** BEGIN RECORDS TO USE **

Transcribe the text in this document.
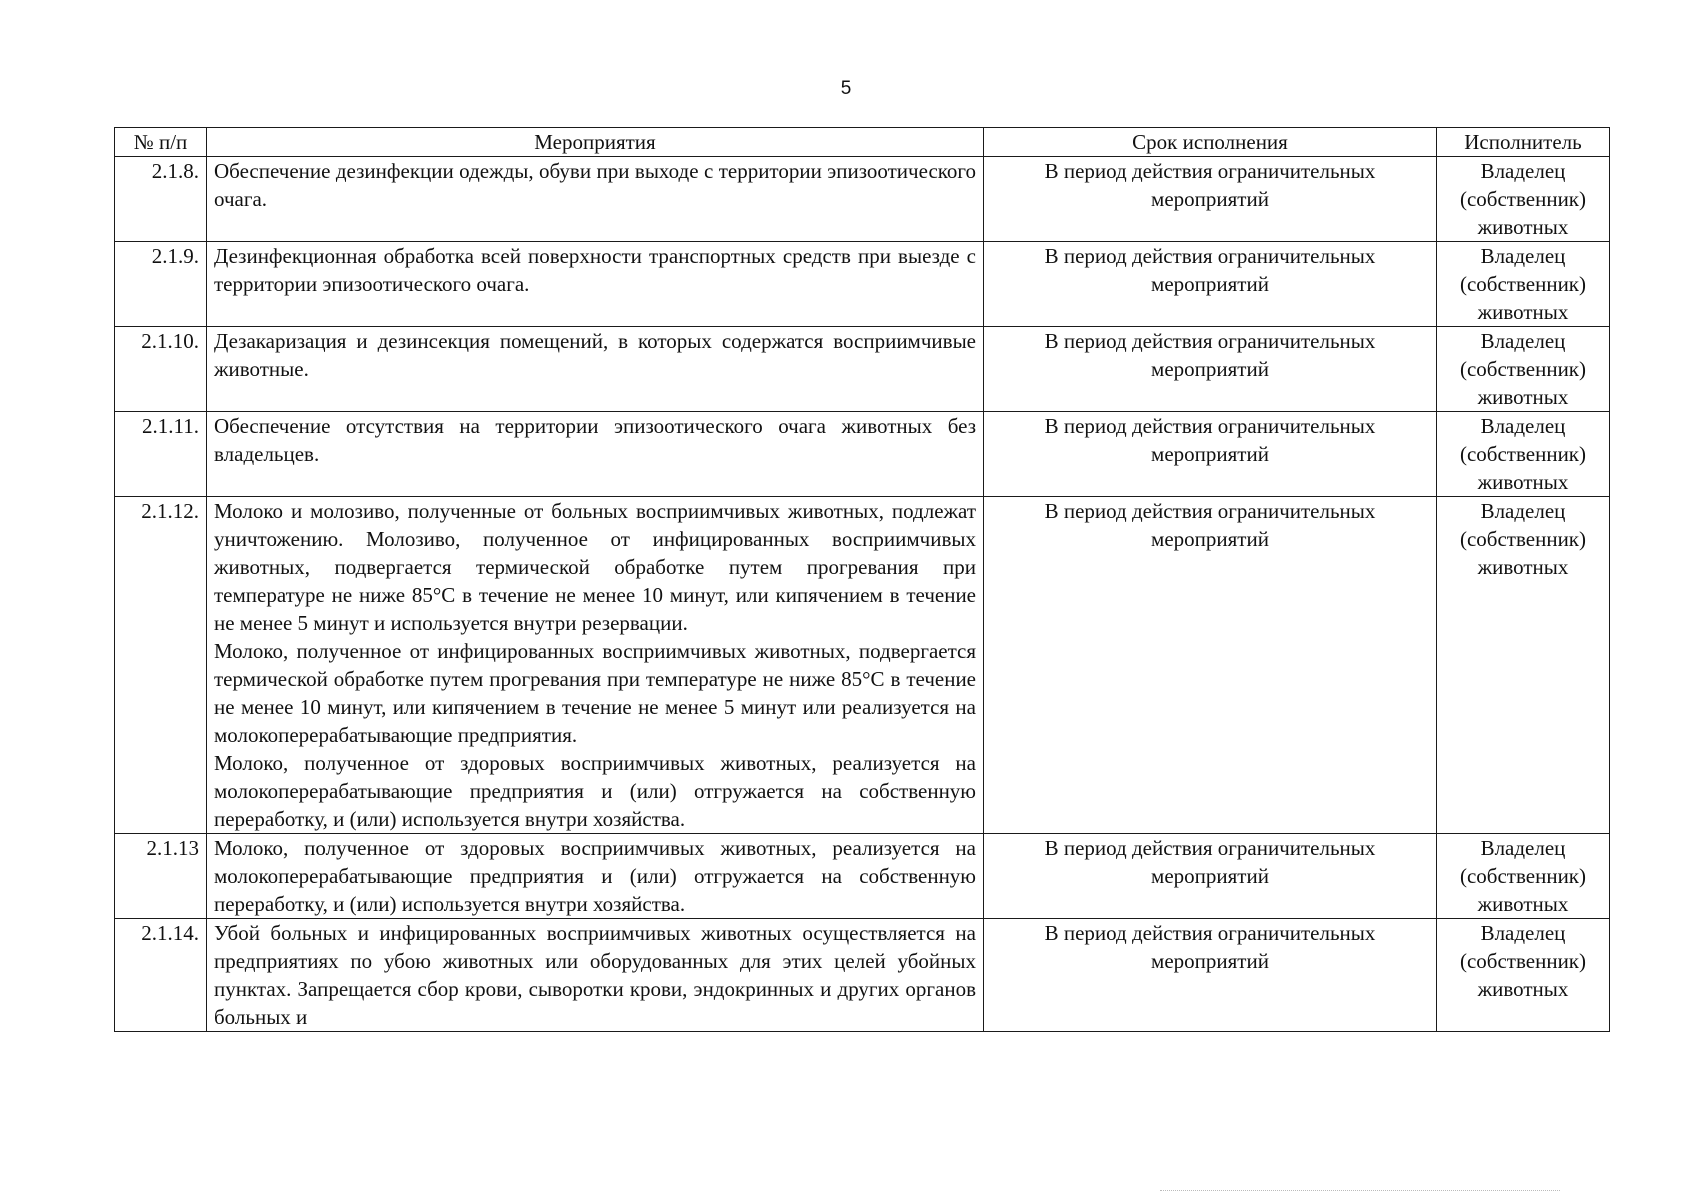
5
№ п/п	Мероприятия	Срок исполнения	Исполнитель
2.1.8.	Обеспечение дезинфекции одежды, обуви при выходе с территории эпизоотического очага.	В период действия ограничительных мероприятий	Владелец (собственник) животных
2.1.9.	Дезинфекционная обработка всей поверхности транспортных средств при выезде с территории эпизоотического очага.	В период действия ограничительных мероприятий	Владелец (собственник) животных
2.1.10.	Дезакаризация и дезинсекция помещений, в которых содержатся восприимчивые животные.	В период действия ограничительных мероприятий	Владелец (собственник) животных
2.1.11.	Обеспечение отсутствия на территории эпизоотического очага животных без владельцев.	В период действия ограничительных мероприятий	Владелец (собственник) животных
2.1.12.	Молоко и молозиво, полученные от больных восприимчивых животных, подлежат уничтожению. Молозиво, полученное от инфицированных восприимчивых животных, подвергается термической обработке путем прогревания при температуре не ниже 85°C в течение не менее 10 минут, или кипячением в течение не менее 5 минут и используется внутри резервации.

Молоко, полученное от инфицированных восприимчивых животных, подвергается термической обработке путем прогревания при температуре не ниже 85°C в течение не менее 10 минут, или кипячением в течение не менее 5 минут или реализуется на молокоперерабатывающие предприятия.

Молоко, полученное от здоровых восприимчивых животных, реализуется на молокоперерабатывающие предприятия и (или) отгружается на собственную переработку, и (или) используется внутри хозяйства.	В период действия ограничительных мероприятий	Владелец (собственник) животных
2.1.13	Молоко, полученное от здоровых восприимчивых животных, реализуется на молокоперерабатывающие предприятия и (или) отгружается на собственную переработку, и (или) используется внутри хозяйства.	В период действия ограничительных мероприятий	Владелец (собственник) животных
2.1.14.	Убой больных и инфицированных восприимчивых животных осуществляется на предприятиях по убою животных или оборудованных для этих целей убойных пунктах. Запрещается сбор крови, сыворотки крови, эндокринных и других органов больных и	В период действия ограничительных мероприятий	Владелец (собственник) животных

** END RECORDS TO USE **

EXERCISE GOAL: Take the entries shown above and quote them verbatim, passing over the pictures.

RESPONSE TO THIS EXERCISE:
Transcribe the text in this document.
5
№ п/п	Мероприятия	Срок исполнения	Исполнитель
2.1.8.	Обеспечение дезинфекции одежды, обуви при выходе с территории эпизоотического очага.	В период действия ограничительных мероприятий	Владелец (собственник) животных
2.1.9.	Дезинфекционная обработка всей поверхности транспортных средств при выезде с территории эпизоотического очага.	В период действия ограничительных мероприятий	Владелец (собственник) животных
2.1.10.	Дезакаризация и дезинсекция помещений, в которых содержатся восприимчивые животные.	В период действия ограничительных мероприятий	Владелец (собственник) животных
2.1.11.	Обеспечение отсутствия на территории эпизоотического очага животных без владельцев.	В период действия ограничительных мероприятий	Владелец (собственник) животных
2.1.12.	Молоко и молозиво, полученные от больных восприимчивых животных, подлежат уничтожению. Молозиво, полученное от инфицированных восприимчивых животных, подвергается термической обработке путем прогревания при температуре не ниже 85°C в течение не менее 10 минут, или кипячением в течение не менее 5 минут и используется внутри резервации.

Молоко, полученное от инфицированных восприимчивых животных, подвергается термической обработке путем прогревания при температуре не ниже 85°C в течение не менее 10 минут, или кипячением в течение не менее 5 минут или реализуется на молокоперерабатывающие предприятия.

Молоко, полученное от здоровых восприимчивых животных, реализуется на молокоперерабатывающие предприятия и (или) отгружается на собственную переработку, и (или) используется внутри хозяйства.	В период действия ограничительных мероприятий	Владелец (собственник) животных
2.1.13	Молоко, полученное от здоровых восприимчивых животных, реализуется на молокоперерабатывающие предприятия и (или) отгружается на собственную переработку, и (или) используется внутри хозяйства.	В период действия ограничительных мероприятий	Владелец (собственник) животных
2.1.14.	Убой больных и инфицированных восприимчивых животных осуществляется на предприятиях по убою животных или оборудованных для этих целей убойных пунктах. Запрещается сбор крови, сыворотки крови, эндокринных и других органов больных и	В период действия ограничительных мероприятий	Владелец (собственник) животных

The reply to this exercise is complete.